• Dataset content:
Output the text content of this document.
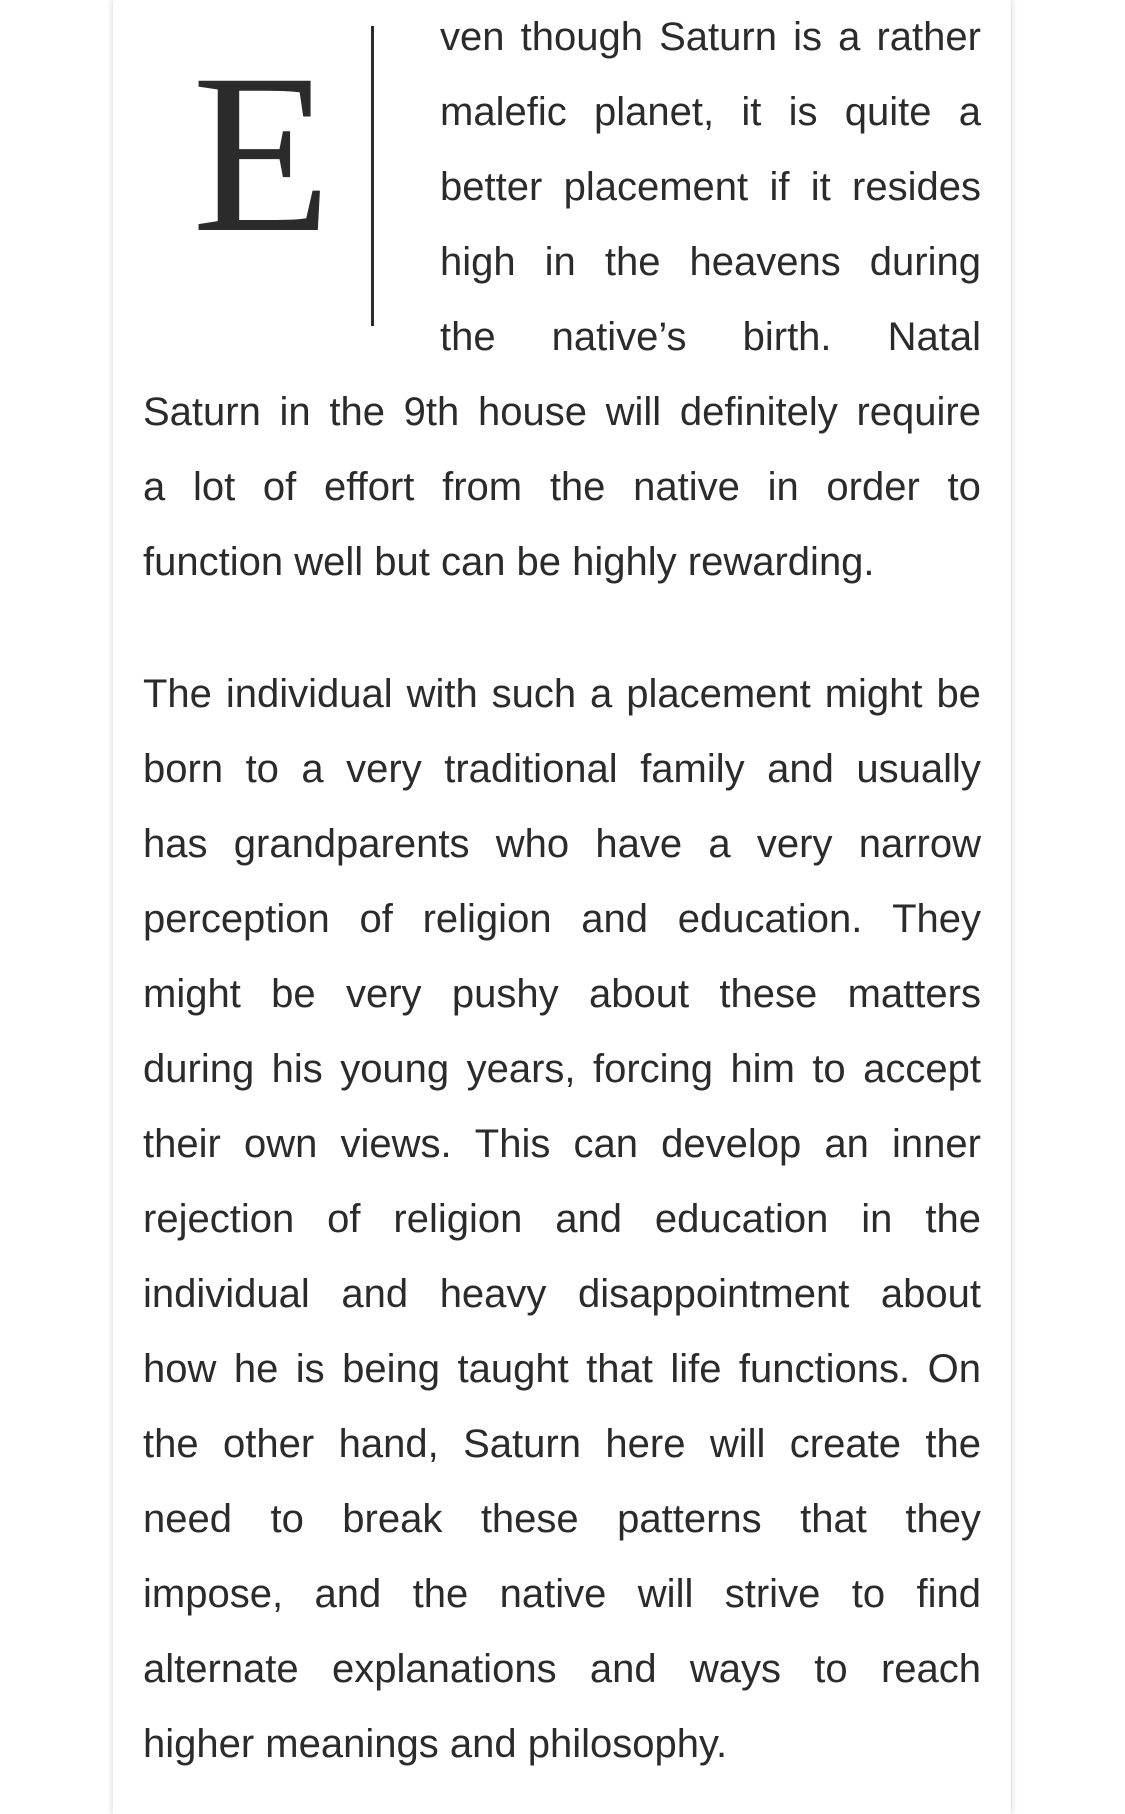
E	ven though Saturn is a rather
malefic planet, it is quite a
better placement if it resides
high in the heavens during
the native’s birth. Natal
Saturn in the 9th house will definitely require
a lot of effort from the native in order to
function well but can be highly rewarding.
The individual with such a placement might be
born to a very traditional family and usually
has grandparents who have a very narrow
perception of religion and education. They
might be very pushy about these matters
during his young years, forcing him to accept
their own views. This can develop an inner
rejection of religion and education in the
individual and heavy disappointment about
how he is being taught that life functions. On
the other hand, Saturn here will create the
need to break these patterns that they
impose, and the native will strive to find
alternate explanations and ways to reach
higher meanings and philosophy.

• Directions: Give back all entries exactly. No pictures belong in the copy.

• Task result:
Output the text content of this document.
E	ven though Saturn is a rather
malefic planet, it is quite a
better placement if it resides
high in the heavens during
the native’s birth. Natal
Saturn in the 9th house will definitely require
a lot of effort from the native in order to
function well but can be highly rewarding.
The individual with such a placement might be
born to a very traditional family and usually
has grandparents who have a very narrow
perception of religion and education. They
might be very pushy about these matters
during his young years, forcing him to accept
their own views. This can develop an inner
rejection of religion and education in the
individual and heavy disappointment about
how he is being taught that life functions. On
the other hand, Saturn here will create the
need to break these patterns that they
impose, and the native will strive to find
alternate explanations and ways to reach
higher meanings and philosophy.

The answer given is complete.